## Exercise
Locate and copy each line in the data that contains the word "type".
- - -
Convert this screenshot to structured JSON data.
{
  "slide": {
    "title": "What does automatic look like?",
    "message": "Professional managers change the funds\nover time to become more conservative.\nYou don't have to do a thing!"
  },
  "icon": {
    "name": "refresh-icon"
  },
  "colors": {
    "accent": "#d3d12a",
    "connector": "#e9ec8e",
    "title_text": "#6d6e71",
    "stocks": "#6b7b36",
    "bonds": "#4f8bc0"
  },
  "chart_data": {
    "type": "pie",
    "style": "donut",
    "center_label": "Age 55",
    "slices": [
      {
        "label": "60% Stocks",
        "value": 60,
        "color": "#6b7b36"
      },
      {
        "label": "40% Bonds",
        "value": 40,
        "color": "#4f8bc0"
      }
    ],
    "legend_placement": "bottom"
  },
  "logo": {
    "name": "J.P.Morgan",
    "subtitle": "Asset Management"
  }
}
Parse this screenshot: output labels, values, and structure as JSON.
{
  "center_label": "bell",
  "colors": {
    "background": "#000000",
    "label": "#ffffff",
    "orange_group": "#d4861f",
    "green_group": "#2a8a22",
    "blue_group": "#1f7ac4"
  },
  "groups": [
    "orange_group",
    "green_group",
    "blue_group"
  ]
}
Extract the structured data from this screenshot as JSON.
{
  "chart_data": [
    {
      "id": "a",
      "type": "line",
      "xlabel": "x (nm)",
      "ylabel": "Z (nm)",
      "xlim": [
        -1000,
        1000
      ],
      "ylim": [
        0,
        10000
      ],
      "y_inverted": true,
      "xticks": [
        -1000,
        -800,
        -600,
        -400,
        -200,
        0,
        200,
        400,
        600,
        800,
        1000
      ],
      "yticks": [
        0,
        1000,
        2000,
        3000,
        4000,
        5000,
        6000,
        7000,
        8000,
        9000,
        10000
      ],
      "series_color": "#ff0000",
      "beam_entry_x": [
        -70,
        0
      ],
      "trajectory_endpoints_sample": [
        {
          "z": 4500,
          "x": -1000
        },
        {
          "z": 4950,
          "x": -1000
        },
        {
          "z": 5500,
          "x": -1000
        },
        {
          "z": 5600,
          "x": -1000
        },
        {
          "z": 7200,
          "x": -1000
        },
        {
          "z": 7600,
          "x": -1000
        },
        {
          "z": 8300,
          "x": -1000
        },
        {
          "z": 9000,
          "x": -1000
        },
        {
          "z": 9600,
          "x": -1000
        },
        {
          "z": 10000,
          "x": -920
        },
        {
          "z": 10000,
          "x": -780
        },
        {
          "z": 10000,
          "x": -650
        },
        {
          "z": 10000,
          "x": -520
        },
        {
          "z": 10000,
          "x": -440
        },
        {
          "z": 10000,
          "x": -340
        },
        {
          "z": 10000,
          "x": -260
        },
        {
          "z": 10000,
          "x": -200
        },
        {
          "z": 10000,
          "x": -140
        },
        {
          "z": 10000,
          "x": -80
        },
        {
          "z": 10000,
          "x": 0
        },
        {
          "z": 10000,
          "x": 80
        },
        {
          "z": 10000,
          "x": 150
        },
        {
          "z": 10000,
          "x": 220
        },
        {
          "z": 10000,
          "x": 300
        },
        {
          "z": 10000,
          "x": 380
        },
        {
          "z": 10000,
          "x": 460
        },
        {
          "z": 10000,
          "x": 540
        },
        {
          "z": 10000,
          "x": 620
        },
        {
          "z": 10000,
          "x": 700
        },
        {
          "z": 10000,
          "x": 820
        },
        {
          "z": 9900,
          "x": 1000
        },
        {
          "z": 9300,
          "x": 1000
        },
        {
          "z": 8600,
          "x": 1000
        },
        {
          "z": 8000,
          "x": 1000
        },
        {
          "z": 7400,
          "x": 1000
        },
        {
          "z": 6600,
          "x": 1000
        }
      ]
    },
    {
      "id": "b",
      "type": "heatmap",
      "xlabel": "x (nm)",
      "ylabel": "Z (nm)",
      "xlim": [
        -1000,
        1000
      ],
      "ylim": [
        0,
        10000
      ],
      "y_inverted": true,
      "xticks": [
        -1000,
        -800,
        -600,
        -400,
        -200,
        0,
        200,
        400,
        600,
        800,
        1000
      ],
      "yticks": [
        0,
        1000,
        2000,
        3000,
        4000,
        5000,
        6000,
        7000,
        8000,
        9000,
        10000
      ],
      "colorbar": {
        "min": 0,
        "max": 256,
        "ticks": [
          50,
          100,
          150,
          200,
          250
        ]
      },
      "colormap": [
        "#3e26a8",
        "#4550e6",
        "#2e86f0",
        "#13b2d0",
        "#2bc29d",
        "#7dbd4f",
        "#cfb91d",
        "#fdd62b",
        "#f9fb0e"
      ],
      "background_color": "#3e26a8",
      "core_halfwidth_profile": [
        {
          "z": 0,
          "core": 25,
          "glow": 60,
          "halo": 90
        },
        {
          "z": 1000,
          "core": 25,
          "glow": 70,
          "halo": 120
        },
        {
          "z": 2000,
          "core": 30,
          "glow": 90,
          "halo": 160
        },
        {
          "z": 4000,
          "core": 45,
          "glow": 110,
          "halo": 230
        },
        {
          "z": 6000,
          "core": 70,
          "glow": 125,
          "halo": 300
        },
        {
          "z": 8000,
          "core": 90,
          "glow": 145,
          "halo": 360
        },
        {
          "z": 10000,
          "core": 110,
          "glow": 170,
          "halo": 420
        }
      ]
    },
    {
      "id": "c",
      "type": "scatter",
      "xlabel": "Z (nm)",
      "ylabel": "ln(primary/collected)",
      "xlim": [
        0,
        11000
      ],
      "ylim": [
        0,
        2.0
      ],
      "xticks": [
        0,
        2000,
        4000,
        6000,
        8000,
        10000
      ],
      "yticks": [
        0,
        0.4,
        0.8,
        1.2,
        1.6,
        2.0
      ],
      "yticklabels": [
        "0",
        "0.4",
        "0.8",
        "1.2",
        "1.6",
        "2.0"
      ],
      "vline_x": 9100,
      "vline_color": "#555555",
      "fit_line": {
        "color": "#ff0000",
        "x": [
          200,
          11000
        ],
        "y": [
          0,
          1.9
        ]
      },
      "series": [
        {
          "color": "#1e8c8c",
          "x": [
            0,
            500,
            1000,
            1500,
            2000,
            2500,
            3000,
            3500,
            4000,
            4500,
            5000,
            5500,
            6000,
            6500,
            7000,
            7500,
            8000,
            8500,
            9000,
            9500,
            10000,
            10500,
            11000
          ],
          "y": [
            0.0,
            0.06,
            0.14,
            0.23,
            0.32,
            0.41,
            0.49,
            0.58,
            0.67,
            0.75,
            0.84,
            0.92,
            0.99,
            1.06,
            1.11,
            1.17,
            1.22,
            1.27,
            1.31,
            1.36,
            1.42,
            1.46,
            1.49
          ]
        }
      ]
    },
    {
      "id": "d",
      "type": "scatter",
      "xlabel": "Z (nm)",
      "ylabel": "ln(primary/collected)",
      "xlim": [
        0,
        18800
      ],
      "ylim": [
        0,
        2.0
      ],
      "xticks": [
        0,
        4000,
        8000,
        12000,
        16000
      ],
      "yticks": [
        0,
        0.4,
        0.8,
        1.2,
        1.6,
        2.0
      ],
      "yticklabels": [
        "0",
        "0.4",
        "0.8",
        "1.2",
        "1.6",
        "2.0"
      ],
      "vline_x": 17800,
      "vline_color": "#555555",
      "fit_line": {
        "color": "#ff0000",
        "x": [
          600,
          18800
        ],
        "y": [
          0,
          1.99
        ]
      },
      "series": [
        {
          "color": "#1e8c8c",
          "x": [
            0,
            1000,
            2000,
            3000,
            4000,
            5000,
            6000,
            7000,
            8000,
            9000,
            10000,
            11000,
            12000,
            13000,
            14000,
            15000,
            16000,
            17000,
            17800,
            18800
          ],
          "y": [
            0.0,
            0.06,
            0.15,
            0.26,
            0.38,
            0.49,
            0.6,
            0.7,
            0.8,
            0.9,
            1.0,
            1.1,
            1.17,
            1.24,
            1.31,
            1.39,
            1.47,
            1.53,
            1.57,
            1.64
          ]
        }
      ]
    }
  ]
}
- - -
## Output below
    "type": "pie",
      "type": "line",
      "type": "heatmap",
      "type": "scatter",
      "type": "scatter",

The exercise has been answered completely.